↓
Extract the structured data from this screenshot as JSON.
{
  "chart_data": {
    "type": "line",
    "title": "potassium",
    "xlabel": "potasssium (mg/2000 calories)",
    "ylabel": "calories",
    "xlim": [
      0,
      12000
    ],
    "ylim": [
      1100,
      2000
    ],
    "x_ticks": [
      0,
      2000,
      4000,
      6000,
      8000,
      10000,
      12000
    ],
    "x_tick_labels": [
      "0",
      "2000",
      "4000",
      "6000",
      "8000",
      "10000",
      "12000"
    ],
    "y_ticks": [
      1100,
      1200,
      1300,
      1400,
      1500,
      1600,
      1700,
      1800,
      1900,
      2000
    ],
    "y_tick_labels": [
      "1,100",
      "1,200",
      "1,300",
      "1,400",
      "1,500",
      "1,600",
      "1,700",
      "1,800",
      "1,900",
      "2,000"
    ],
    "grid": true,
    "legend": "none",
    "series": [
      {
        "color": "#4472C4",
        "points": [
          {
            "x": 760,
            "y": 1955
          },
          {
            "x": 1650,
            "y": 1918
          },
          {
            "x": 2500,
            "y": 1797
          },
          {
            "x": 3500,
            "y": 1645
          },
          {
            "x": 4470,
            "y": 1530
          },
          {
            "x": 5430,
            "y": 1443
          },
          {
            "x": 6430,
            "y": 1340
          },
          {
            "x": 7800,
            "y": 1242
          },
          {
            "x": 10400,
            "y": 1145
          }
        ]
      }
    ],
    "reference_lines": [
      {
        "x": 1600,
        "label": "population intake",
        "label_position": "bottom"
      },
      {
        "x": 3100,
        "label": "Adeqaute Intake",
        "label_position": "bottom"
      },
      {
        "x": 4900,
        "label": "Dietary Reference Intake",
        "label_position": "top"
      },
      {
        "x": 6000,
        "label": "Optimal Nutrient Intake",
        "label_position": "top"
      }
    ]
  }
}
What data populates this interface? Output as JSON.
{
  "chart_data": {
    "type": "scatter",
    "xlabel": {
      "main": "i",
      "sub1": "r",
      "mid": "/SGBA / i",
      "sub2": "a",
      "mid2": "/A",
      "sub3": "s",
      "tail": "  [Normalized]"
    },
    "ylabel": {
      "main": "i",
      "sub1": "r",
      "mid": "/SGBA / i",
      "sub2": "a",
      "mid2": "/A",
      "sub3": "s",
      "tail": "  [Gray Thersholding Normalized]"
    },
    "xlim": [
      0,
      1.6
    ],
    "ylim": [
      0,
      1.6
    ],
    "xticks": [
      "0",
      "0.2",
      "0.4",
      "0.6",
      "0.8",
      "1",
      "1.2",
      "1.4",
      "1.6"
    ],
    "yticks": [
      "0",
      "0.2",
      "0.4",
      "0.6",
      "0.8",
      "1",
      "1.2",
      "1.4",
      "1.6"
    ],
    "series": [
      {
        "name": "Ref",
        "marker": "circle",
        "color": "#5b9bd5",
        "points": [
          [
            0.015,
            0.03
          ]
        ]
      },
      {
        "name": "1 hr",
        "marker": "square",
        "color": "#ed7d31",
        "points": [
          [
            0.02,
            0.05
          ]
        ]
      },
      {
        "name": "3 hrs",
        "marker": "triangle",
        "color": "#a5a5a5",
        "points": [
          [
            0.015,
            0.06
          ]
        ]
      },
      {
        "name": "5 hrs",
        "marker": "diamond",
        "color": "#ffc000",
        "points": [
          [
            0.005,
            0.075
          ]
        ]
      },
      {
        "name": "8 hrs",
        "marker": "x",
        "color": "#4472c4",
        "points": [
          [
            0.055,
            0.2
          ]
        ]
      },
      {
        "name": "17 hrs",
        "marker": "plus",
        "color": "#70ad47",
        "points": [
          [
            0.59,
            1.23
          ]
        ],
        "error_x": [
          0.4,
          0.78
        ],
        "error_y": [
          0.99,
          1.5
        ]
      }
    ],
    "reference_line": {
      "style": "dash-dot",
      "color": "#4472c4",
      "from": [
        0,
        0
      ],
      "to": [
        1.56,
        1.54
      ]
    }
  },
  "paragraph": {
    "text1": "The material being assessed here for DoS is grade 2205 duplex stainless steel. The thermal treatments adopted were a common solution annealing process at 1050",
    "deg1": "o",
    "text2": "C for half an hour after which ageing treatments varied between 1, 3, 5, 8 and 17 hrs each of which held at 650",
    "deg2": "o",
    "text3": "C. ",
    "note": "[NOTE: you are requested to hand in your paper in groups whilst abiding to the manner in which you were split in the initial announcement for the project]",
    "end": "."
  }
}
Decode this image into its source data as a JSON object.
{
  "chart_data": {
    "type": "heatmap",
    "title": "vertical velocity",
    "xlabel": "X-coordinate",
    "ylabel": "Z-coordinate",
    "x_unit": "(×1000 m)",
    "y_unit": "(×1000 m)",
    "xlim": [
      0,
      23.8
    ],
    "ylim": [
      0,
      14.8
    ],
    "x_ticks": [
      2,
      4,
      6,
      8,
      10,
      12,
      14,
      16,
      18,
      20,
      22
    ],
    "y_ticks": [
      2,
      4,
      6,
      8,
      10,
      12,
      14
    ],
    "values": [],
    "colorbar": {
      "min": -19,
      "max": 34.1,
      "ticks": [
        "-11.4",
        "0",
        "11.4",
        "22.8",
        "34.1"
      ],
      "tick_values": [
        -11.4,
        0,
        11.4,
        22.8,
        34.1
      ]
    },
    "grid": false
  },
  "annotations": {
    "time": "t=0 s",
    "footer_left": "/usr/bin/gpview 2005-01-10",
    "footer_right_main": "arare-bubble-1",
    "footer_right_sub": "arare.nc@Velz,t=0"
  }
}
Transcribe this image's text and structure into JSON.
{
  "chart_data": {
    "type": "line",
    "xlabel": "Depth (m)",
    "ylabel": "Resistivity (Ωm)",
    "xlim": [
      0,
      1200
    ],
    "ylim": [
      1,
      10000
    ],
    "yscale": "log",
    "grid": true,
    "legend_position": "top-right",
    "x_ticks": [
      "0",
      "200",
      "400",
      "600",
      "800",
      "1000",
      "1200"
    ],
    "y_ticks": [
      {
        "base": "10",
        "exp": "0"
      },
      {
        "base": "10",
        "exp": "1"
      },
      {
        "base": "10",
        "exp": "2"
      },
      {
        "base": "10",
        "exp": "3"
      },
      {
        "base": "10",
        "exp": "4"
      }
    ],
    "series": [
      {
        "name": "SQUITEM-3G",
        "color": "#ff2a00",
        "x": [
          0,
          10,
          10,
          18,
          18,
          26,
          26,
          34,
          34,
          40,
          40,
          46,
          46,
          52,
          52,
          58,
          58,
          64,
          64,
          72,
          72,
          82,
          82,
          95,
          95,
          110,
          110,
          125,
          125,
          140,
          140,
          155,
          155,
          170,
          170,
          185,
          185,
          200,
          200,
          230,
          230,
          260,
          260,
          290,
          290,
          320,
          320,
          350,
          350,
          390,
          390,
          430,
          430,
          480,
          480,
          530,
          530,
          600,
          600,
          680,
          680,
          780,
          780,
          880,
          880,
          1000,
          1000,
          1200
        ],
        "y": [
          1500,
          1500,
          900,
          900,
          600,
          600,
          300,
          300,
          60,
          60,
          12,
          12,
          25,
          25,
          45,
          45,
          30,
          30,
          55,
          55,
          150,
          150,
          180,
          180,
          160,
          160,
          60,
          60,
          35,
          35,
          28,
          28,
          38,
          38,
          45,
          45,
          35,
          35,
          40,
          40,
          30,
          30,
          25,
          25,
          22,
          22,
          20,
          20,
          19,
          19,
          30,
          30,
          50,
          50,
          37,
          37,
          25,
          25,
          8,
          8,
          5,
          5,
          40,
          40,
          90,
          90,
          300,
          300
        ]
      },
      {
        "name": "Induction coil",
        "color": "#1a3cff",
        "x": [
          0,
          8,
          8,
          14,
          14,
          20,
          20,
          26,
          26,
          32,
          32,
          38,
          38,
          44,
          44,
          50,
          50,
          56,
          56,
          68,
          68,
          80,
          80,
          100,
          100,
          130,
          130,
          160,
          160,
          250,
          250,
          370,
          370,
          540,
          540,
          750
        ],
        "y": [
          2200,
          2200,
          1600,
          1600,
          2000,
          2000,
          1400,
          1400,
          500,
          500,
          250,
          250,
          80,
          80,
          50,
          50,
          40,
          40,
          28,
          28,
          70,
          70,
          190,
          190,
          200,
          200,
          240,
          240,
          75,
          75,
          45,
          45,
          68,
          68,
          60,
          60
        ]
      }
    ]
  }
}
↑
Using the records above, pull out each line where the word "this" occurs.

EXERCISE ANSWER >>
Extract the structured data from this screenshot as JSON.
What data populates this interface? Output as JSON.
Decode this image into its source data as a JSON object.
Transcribe this image's text and structure into JSON.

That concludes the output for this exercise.